• [REQUIREMENT] Here are some records; quote them exactly, leaving out the pictures.
───── EXERCISE INPUT ─────
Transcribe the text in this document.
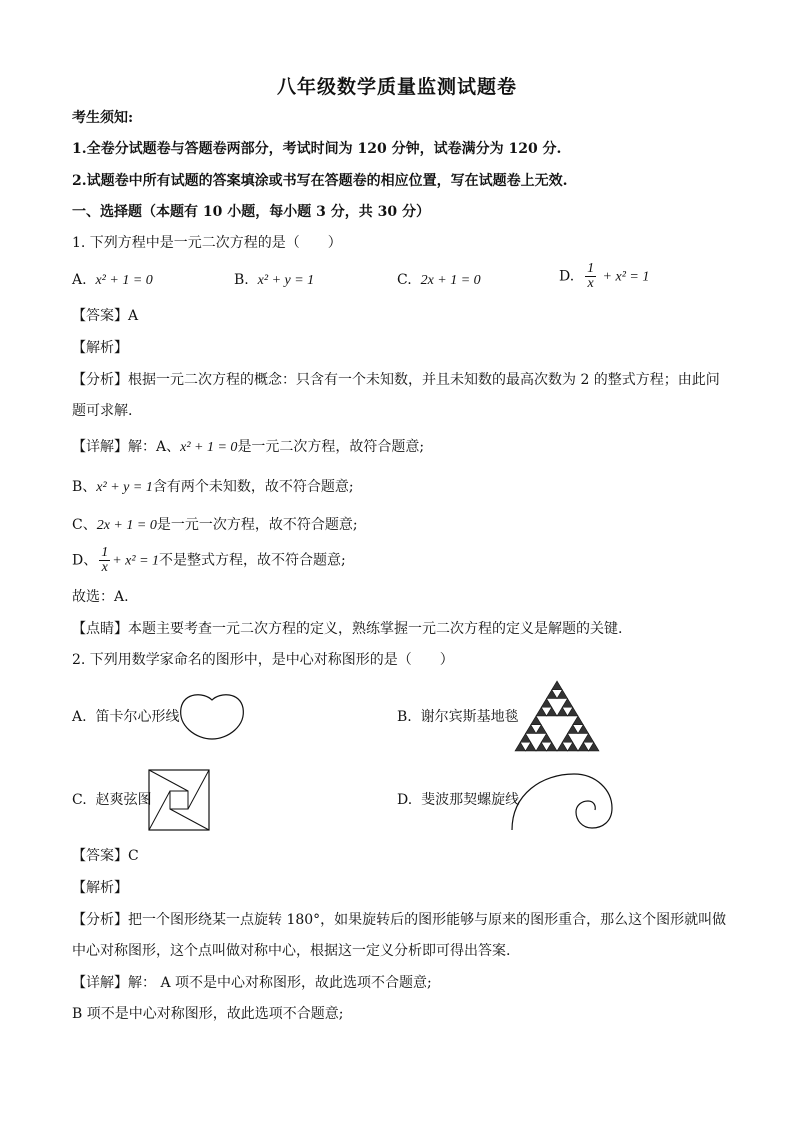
八年级数学质量监测试题卷
考生须知:
1.全卷分试题卷与答题卷两部分，考试时间为 120 分钟，试卷满分为 120 分.
2.试题卷中所有试题的答案填涂或书写在答题卷的相应位置，写在试题卷上无效.
一、选择题（本题有 10 小题，每小题 3 分，共 30 分）
1. 下列方程中是一元二次方程的是（　　）
A. x² + 1 = 0	B. x² + y = 1	C. 2x + 1 = 0	D. $\frac{1}{x} + x^2 = 1$
【答案】A
【解析】
【分析】根据一元二次方程的概念：只含有一个未知数，并且未知数的最高次数为 2 的整式方程；由此问
题可求解.
【详解】解：A、x² + 1 = 0是一元二次方程，故符合题意;
B、x² + y = 1含有两个未知数，故不符合题意;
C、2x + 1 = 0是一元一次方程，故不符合题意;
D、 $\frac{1}{x} + x^2 = 1$不是整式方程，故不符合题意;
故选：A.
【点睛】本题主要考查一元二次方程的定义，熟练掌握一元二次方程的定义是解题的关键.
2. 下列用数学家命名的图形中，是中心对称图形的是（　　）
A. 笛卡尔心形线	B. 谢尔宾斯基地毯
C. 赵爽弦图	D. 斐波那契螺旋线
【答案】C
【解析】
【分析】把一个图形绕某一点旋转 180°，如果旋转后的图形能够与原来的图形重合，那么这个图形就叫做
中心对称图形，这个点叫做对称中心，根据这一定义分析即可得出答案.
【详解】解： A 项不是中心对称图形，故此选项不合题意;
B 项不是中心对称图形，故此选项不合题意;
─────
• [THE ANSWER]
Transcribe the text in this document.
八年级数学质量监测试题卷
考生须知:
1.全卷分试题卷与答题卷两部分，考试时间为 120 分钟，试卷满分为 120 分.
2.试题卷中所有试题的答案填涂或书写在答题卷的相应位置，写在试题卷上无效.
一、选择题（本题有 10 小题，每小题 3 分，共 30 分）
1. 下列方程中是一元二次方程的是（　　）
A. x² + 1 = 0	B. x² + y = 1	C. 2x + 1 = 0	D. $\frac{1}{x} + x^2 = 1$
【答案】A
【解析】
【分析】根据一元二次方程的概念：只含有一个未知数，并且未知数的最高次数为 2 的整式方程；由此问
题可求解.
【详解】解：A、x² + 1 = 0是一元二次方程，故符合题意;
B、x² + y = 1含有两个未知数，故不符合题意;
C、2x + 1 = 0是一元一次方程，故不符合题意;
D、 $\frac{1}{x} + x^2 = 1$不是整式方程，故不符合题意;
故选：A.
【点睛】本题主要考查一元二次方程的定义，熟练掌握一元二次方程的定义是解题的关键.
2. 下列用数学家命名的图形中，是中心对称图形的是（　　）
A. 笛卡尔心形线	B. 谢尔宾斯基地毯
C. 赵爽弦图	D. 斐波那契螺旋线
【答案】C
【解析】
【分析】把一个图形绕某一点旋转 180°，如果旋转后的图形能够与原来的图形重合，那么这个图形就叫做
中心对称图形，这个点叫做对称中心，根据这一定义分析即可得出答案.
【详解】解： A 项不是中心对称图形，故此选项不合题意;
B 项不是中心对称图形，故此选项不合题意;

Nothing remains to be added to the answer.